[Records about charts and figures]

○ ○ ○ ○ ○ ○ ○

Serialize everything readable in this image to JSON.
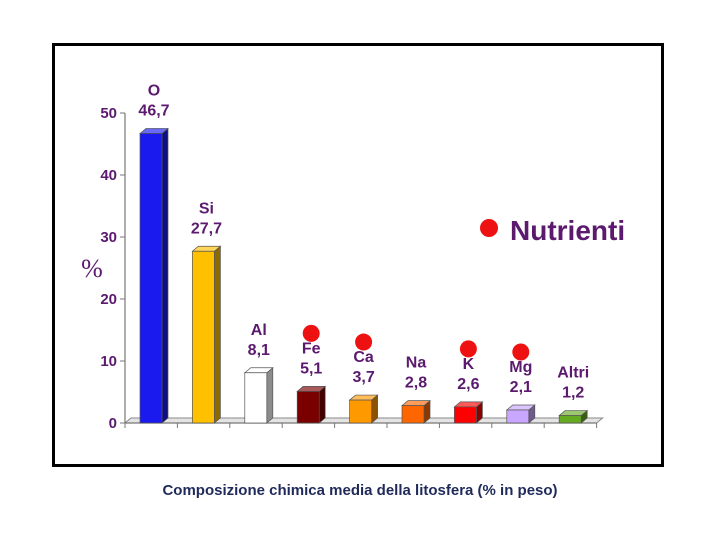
{
  "chart_data": {
    "type": "bar",
    "categories": [
      "O",
      "Si",
      "Al",
      "Fe",
      "Ca",
      "Na",
      "K",
      "Mg",
      "Altri"
    ],
    "values": [
      46.7,
      27.7,
      8.1,
      5.1,
      3.7,
      2.8,
      2.6,
      2.1,
      1.2
    ],
    "value_labels": [
      "46,7",
      "27,7",
      "8,1",
      "5,1",
      "3,7",
      "2,8",
      "2,6",
      "2,1",
      "1,2"
    ],
    "colors": [
      "#1a1aee",
      "#ffc000",
      "#ffffff",
      "#7a0000",
      "#ff9900",
      "#ff6600",
      "#ff0000",
      "#c9a6ff",
      "#66aa22"
    ],
    "nutrient_flags": [
      false,
      false,
      false,
      true,
      true,
      false,
      true,
      true,
      false
    ],
    "ylim": [
      0,
      50
    ],
    "yticks": [
      0,
      10,
      20,
      30,
      40,
      50
    ],
    "ylabel": "%",
    "grid": false,
    "legend": {
      "label": "Nutrienti",
      "marker_color": "#ee1111",
      "placement": "right"
    },
    "label_color": "#5b1a6e",
    "legend_text_color": "#5b1a6e"
  },
  "caption": "Composizione chimica media della litosfera (% in peso)"
}
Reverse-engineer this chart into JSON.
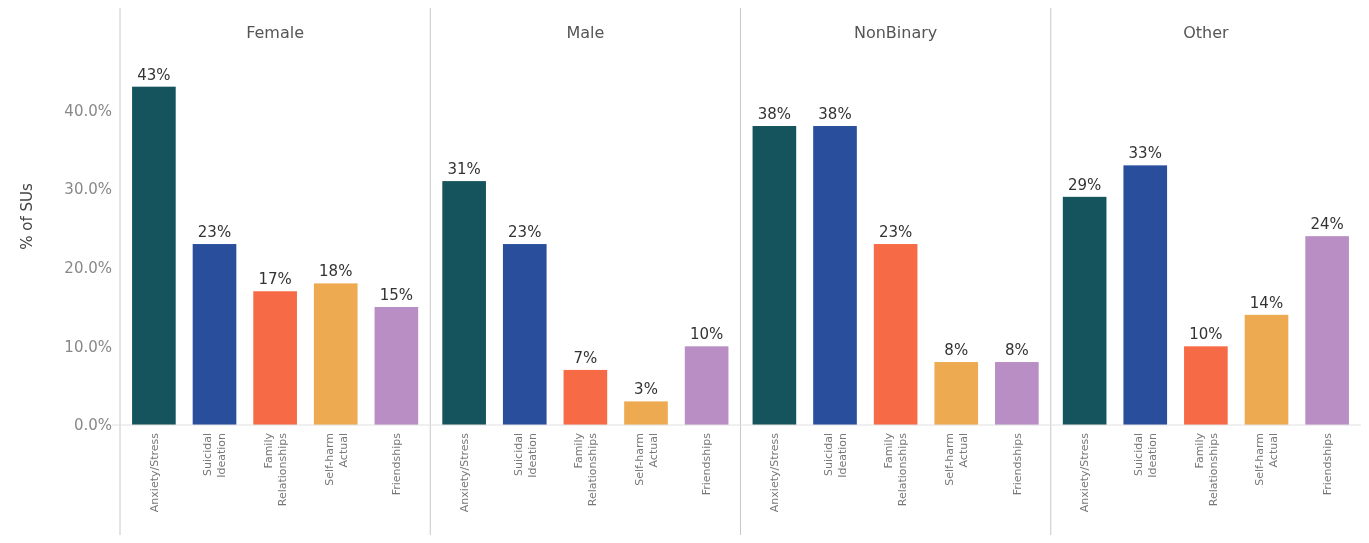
{
  "chart_data": [
    {
      "type": "bar",
      "title": "Female",
      "ylabel": "% of SUs",
      "categories": [
        "Anxiety/Stress",
        "Suicidal Ideation",
        "Family Relationships",
        "Self-harm Actual",
        "Friendships"
      ],
      "values": [
        43,
        23,
        17,
        18,
        15
      ],
      "colors": [
        "#15545c",
        "#294f9c",
        "#f66b45",
        "#edaa50",
        "#b98ec4"
      ],
      "value_labels": [
        "43%",
        "23%",
        "17%",
        "18%",
        "15%"
      ],
      "ylim": [
        0,
        53
      ],
      "yticks": [
        {
          "value": 0,
          "label": "0.0%"
        },
        {
          "value": 10,
          "label": "10.0%"
        },
        {
          "value": 20,
          "label": "20.0%"
        },
        {
          "value": 30,
          "label": "30.0%"
        },
        {
          "value": 40,
          "label": "40.0%"
        }
      ],
      "grid": false
    },
    {
      "type": "bar",
      "title": "Male",
      "categories": [
        "Anxiety/Stress",
        "Suicidal Ideation",
        "Family Relationships",
        "Self-harm Actual",
        "Friendships"
      ],
      "values": [
        31,
        23,
        7,
        3,
        10
      ],
      "colors": [
        "#15545c",
        "#294f9c",
        "#f66b45",
        "#edaa50",
        "#b98ec4"
      ],
      "value_labels": [
        "31%",
        "23%",
        "7%",
        "3%",
        "10%"
      ],
      "ylim": [
        0,
        53
      ],
      "tick_labels": "x",
      "grid": false
    },
    {
      "type": "bar",
      "title": "NonBinary",
      "categories": [
        "Anxiety/Stress",
        "Suicidal Ideation",
        "Family Relationships",
        "Self-harm Actual",
        "Friendships"
      ],
      "values": [
        38,
        38,
        23,
        8,
        8
      ],
      "colors": [
        "#15545c",
        "#294f9c",
        "#f66b45",
        "#edaa50",
        "#b98ec4"
      ],
      "value_labels": [
        "38%",
        "38%",
        "23%",
        "8%",
        "8%"
      ],
      "ylim": [
        0,
        53
      ],
      "tick_labels": "x",
      "grid": false
    },
    {
      "type": "bar",
      "title": "Other",
      "categories": [
        "Anxiety/Stress",
        "Suicidal Ideation",
        "Family Relationships",
        "Self-harm Actual",
        "Friendships"
      ],
      "values": [
        29,
        33,
        10,
        14,
        24
      ],
      "colors": [
        "#15545c",
        "#294f9c",
        "#f66b45",
        "#edaa50",
        "#b98ec4"
      ],
      "value_labels": [
        "29%",
        "33%",
        "10%",
        "14%",
        "24%"
      ],
      "ylim": [
        0,
        53
      ],
      "tick_labels": "x",
      "grid": false
    }
  ]
}
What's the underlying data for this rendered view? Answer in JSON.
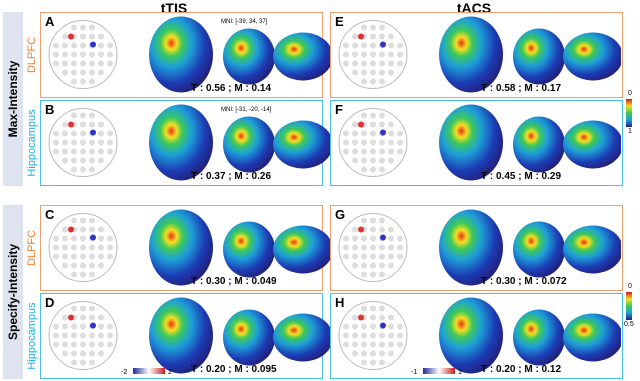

○ ○ ○ ○ ○ ○ ○

**SET PROBLEM**
Output all of the records exactly as they appear above, but not the pictures.

**WRITTEN RESPONSE**
Serialize everything readable in this image to JSON.
{
  "chart_data": {
    "type": "bar",
    "categories": [
      "O",
      "Si",
      "Al",
      "Fe",
      "Ca",
      "Na",
      "K",
      "Mg",
      "Altri"
    ],
    "values": [
      46.7,
      27.7,
      8.1,
      5.1,
      3.7,
      2.8,
      2.6,
      2.1,
      1.2
    ],
    "value_labels": [
      "46,7",
      "27,7",
      "8,1",
      "5,1",
      "3,7",
      "2,8",
      "2,6",
      "2,1",
      "1,2"
    ],
    "colors": [
      "#1a1aee",
      "#ffc000",
      "#ffffff",
      "#7a0000",
      "#ff9900",
      "#ff6600",
      "#ff0000",
      "#c9a6ff",
      "#66aa22"
    ],
    "nutrient_flags": [
      false,
      false,
      false,
      true,
      true,
      false,
      true,
      true,
      false
    ],
    "ylim": [
      0,
      50
    ],
    "yticks": [
      0,
      10,
      20,
      30,
      40,
      50
    ],
    "ylabel": "%",
    "grid": false,
    "legend": {
      "label": "Nutrienti",
      "marker_color": "#ee1111",
      "placement": "right"
    },
    "label_color": "#5b1a6e",
    "legend_text_color": "#5b1a6e"
  },
  "caption": "Composizione chimica media della litosfera (% in peso)"
}
Reverse-engineer this chart into JSON.
{
  "chart_data": [
    {
      "type": "bar",
      "title": "Female",
      "ylabel": "% of SUs",
      "categories": [
        "Anxiety/Stress",
        "Suicidal Ideation",
        "Family Relationships",
        "Self-harm Actual",
        "Friendships"
      ],
      "values": [
        43,
        23,
        17,
        18,
        15
      ],
      "colors": [
        "#15545c",
        "#294f9c",
        "#f66b45",
        "#edaa50",
        "#b98ec4"
      ],
      "value_labels": [
        "43%",
        "23%",
        "17%",
        "18%",
        "15%"
      ],
      "ylim": [
        0,
        53
      ],
      "yticks": [
        {
          "value": 0,
          "label": "0.0%"
        },
        {
          "value": 10,
          "label": "10.0%"
        },
        {
          "value": 20,
          "label": "20.0%"
        },
        {
          "value": 30,
          "label": "30.0%"
        },
        {
          "value": 40,
          "label": "40.0%"
        }
      ],
      "grid": false
    },
    {
      "type": "bar",
      "title": "Male",
      "categories": [
        "Anxiety/Stress",
        "Suicidal Ideation",
        "Family Relationships",
        "Self-harm Actual",
        "Friendships"
      ],
      "values": [
        31,
        23,
        7,
        3,
        10
      ],
      "colors": [
        "#15545c",
        "#294f9c",
        "#f66b45",
        "#edaa50",
        "#b98ec4"
      ],
      "value_labels": [
        "31%",
        "23%",
        "7%",
        "3%",
        "10%"
      ],
      "ylim": [
        0,
        53
      ],
      "tick_labels": "x",
      "grid": false
    },
    {
      "type": "bar",
      "title": "NonBinary",
      "categories": [
        "Anxiety/Stress",
        "Suicidal Ideation",
        "Family Relationships",
        "Self-harm Actual",
        "Friendships"
      ],
      "values": [
        38,
        38,
        23,
        8,
        8
      ],
      "colors": [
        "#15545c",
        "#294f9c",
        "#f66b45",
        "#edaa50",
        "#b98ec4"
      ],
      "value_labels": [
        "38%",
        "38%",
        "23%",
        "8%",
        "8%"
      ],
      "ylim": [
        0,
        53
      ],
      "tick_labels": "x",
      "grid": false
    },
    {
      "type": "bar",
      "title": "Other",
      "categories": [
        "Anxiety/Stress",
        "Suicidal Ideation",
        "Family Relationships",
        "Self-harm Actual",
        "Friendships"
      ],
      "values": [
        29,
        33,
        10,
        14,
        24
      ],
      "colors": [
        "#15545c",
        "#294f9c",
        "#f66b45",
        "#edaa50",
        "#b98ec4"
      ],
      "value_labels": [
        "29%",
        "33%",
        "10%",
        "14%",
        "24%"
      ],
      "ylim": [
        0,
        53
      ],
      "tick_labels": "x",
      "grid": false
    }
  ]
}
What's the underlying data for this rendered view? Answer in JSON.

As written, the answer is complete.